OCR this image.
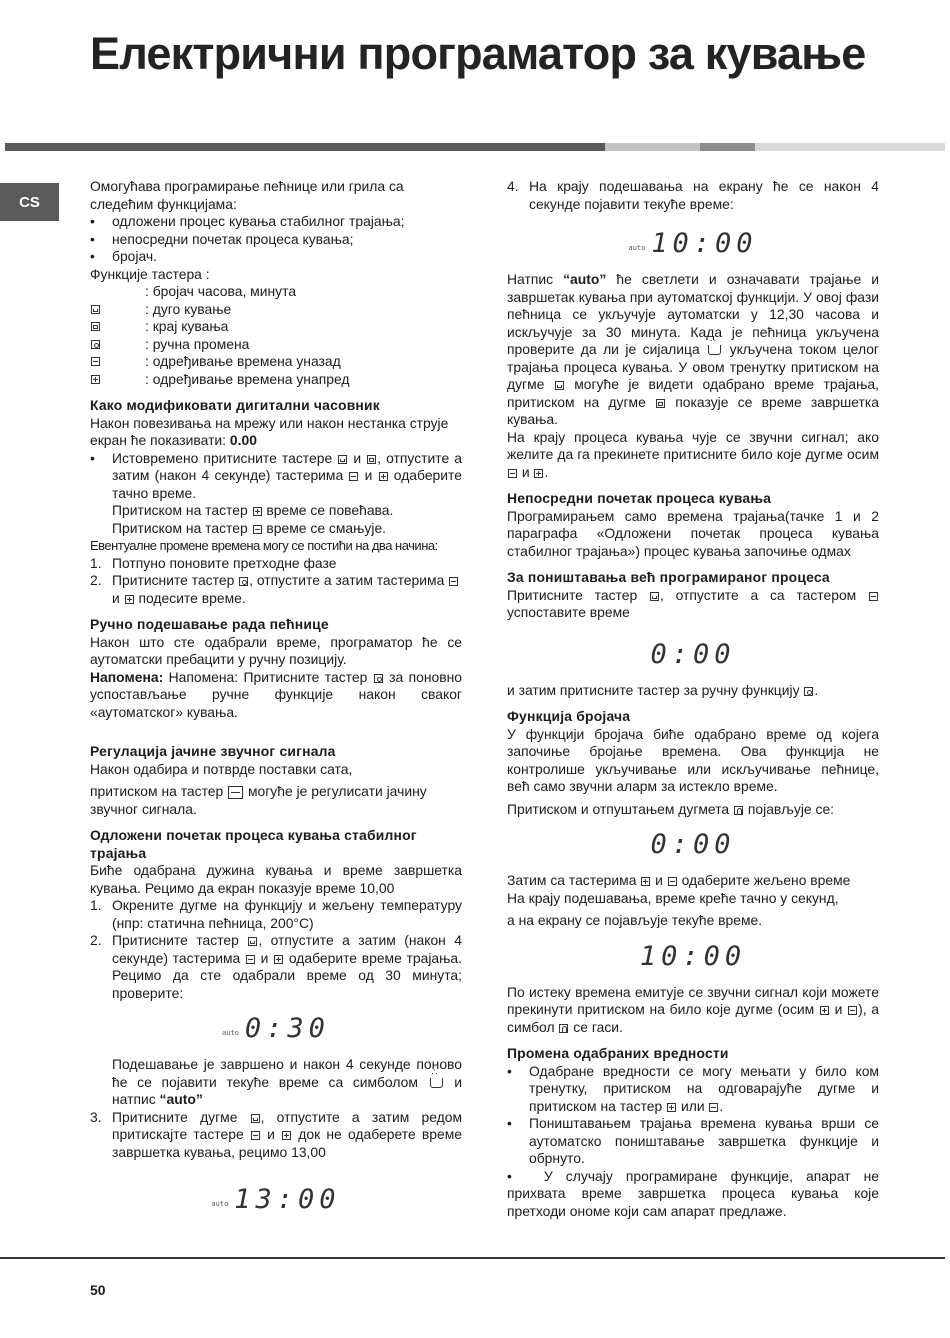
Електрични програматор за кување
CS

Омогућава програмирање пећнице или грила са следећим функцијама:

• одложени процес кувања стабилног трајања;

• непосредни почетак процеса кувања;

• бројач.

Функције тастера :

: бројач часова, минута
: дуго кување
: крај кувања
: ручна промена
: одређивање времена уназад
: одређивање времена унапред

Како модификовати дигитални часовник

Након повезивања на мрежу или након нестанка струје екран ће показивати: 0.00

• Истовремено притисните тастере  и , отпустите а затим (након 4 секунде) тастерима  и  одаберите тачно време.

Притиском на тастер  време се повећава.

Притиском на тастер  време се смањује.

Евентуалне промене времена могу се постићи на два начина:

1. Потпуно поновите претходне фазе

2. Притисните тастер , отпустите а затим тастерима  и  подесите време.

Ручно подешавање рада пећнице

Након што сте одабрали време, програматор ће се аутоматски пребацити у ручну позицију.

Напомена: Напомена: Притисните тастер  за поновно успостављање ручне функције након сваког «аутоматског» кувања.

Регулација јачине звучног сигнала

Након одабира и потврде поставки сата,

притиском на тастер  могуће је регулисати јачину звучног сигнала.

Одложени почетак процеса кувања стабилног трајања

Биће одабрана дужина кувања и време завршетка кувања. Рецимо да екран показује време 10,00

1. Окрените дугме на функцију и жељену температуру (нпр: статична пећница, 200°C)

2. Притисните тастер , отпустите а затим (након 4 секунде) тастерима  и  одаберите време трајања. Рецимо да сте одабрали време од 30 минута; проверите:

auto 0:30

Подешавање је завршено и након 4 секунде поново ће се појавити текуће време са симболом ∴ и натпис “auto”

3. Притисните дугме , отпустите а затим редом притискајте тастере  и  док не одаберете време завршетка кувања, рецимо 13,00

auto 13:00

4. На крају подешавања на екрану ће се након 4 секунде појавити текуће време:

auto 10:00

Натпис “auto” ће светлети и означавати трајање и завршетак кувања при аутоматској функцији. У овој фази пећница се укључује аутоматски у 12,30 часова и искључује за 30 минута. Када је пећница укључена проверите да ли је сијалица ∴ укључена током целог трајања процеса кувања. У овом тренутку притиском на дугме  могуће је видети одабрано време трајања, притиском на дугме  показује се време завршетка кувања.

На крају процеса кувања чује се звучни сигнал; ако желите да га прекинете притисните било које дугме осим  и .

Непосредни почетак процеса кувања

Програмирањем само времена трајања(тачке 1 и 2 параграфа «Одложени почетак процеса кувања стабилног трајања») процес кувања започиње одмах

За поништавања већ програмираног процеса

Притисните тастер , отпустите а са тастером  успоставите време

0:00

и затим притисните тастер за ручну функцију .

Функција бројача

У функцији бројача биће одабрано време од којега започиње бројање времена. Ова функција не контролише укључивање или искључивање пећнице, већ само звучни аларм за истекло време.

Притиском и отпуштањем дугмета  појављује се:

0:00

Затим са тастерима  и  одаберите жељено време

На крају подешавања, време креће тачно у секунд,

а на екрану се појављује текуће време.

10:00

По истеку времена емитује се звучни сигнал који можете прекинути притиском на било које дугме (осим  и ), а симбол  се гаси.

Промена одабраних вредности

• Одабране вредности се могу мењати у било ком тренутку, притиском на одговарајуће дугме и притиском на тастер  или .

• Поништавањем трајања времена кувања врши се аутоматско поништавање завршетка функције и обрнуто.

• У случају програмиране функције, апарат не прихвата време завршетка процеса кувања које претходи ономе који сам апарат предлаже.

50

+++

### What the task asks
Make an exact copy of all the material, but keep the pictures out of it.

### Exercise solution
OCR this image.
Електрични програматор за кување
CS

Омогућава програмирање пећнице или грила са следећим функцијама:

• одложени процес кувања стабилног трајања;

• непосредни почетак процеса кувања;

• бројач.

Функције тастера :

: бројач часова, минута
: дуго кување
: крај кувања
: ручна промена
: одређивање времена уназад
: одређивање времена унапред

Како модификовати дигитални часовник

Након повезивања на мрежу или након нестанка струје екран ће показивати: 0.00

• Истовремено притисните тастере  и , отпустите а затим (након 4 секунде) тастерима  и  одаберите тачно време.

Притиском на тастер  време се повећава.

Притиском на тастер  време се смањује.

Евентуалне промене времена могу се постићи на два начина:

1. Потпуно поновите претходне фазе

2. Притисните тастер , отпустите а затим тастерима  и  подесите време.

Ручно подешавање рада пећнице

Након што сте одабрали време, програматор ће се аутоматски пребацити у ручну позицију.

Напомена: Напомена: Притисните тастер  за поновно успостављање ручне функције након сваког «аутоматског» кувања.

Регулација јачине звучног сигнала

Након одабира и потврде поставки сата,

притиском на тастер  могуће је регулисати јачину звучног сигнала.

Одложени почетак процеса кувања стабилног трајања

Биће одабрана дужина кувања и време завршетка кувања. Рецимо да екран показује време 10,00

1. Окрените дугме на функцију и жељену температуру (нпр: статична пећница, 200°C)

2. Притисните тастер , отпустите а затим (након 4 секунде) тастерима  и  одаберите време трајања. Рецимо да сте одабрали време од 30 минута; проверите:

auto 0:30

Подешавање је завршено и након 4 секунде поново ће се појавити текуће време са симболом ∴ и натпис “auto”

3. Притисните дугме , отпустите а затим редом притискајте тастере  и  док не одаберете време завршетка кувања, рецимо 13,00

auto 13:00

4. На крају подешавања на екрану ће се након 4 секунде појавити текуће време:

auto 10:00

Натпис “auto” ће светлети и означавати трајање и завршетак кувања при аутоматској функцији. У овој фази пећница се укључује аутоматски у 12,30 часова и искључује за 30 минута. Када је пећница укључена проверите да ли је сијалица ∴ укључена током целог трајања процеса кувања. У овом тренутку притиском на дугме  могуће је видети одабрано време трајања, притиском на дугме  показује се време завршетка кувања.

На крају процеса кувања чује се звучни сигнал; ако желите да га прекинете притисните било које дугме осим  и .

Непосредни почетак процеса кувања

Програмирањем само времена трајања(тачке 1 и 2 параграфа «Одложени почетак процеса кувања стабилног трајања») процес кувања започиње одмах

За поништавања већ програмираног процеса

Притисните тастер , отпустите а са тастером  успоставите време

0:00

и затим притисните тастер за ручну функцију .

Функција бројача

У функцији бројача биће одабрано време од којега започиње бројање времена. Ова функција не контролише укључивање или искључивање пећнице, већ само звучни аларм за истекло време.

Притиском и отпуштањем дугмета  појављује се:

0:00

Затим са тастерима  и  одаберите жељено време

На крају подешавања, време креће тачно у секунд,

а на екрану се појављује текуће време.

10:00

По истеку времена емитује се звучни сигнал који можете прекинути притиском на било које дугме (осим  и ), а симбол  се гаси.

Промена одабраних вредности

• Одабране вредности се могу мењати у било ком тренутку, притиском на одговарајуће дугме и притиском на тастер  или .

• Поништавањем трајања времена кувања врши се аутоматско поништавање завршетка функције и обрнуто.

• У случају програмиране функције, апарат не прихвата време завршетка процеса кувања које претходи ономе који сам апарат предлаже.

50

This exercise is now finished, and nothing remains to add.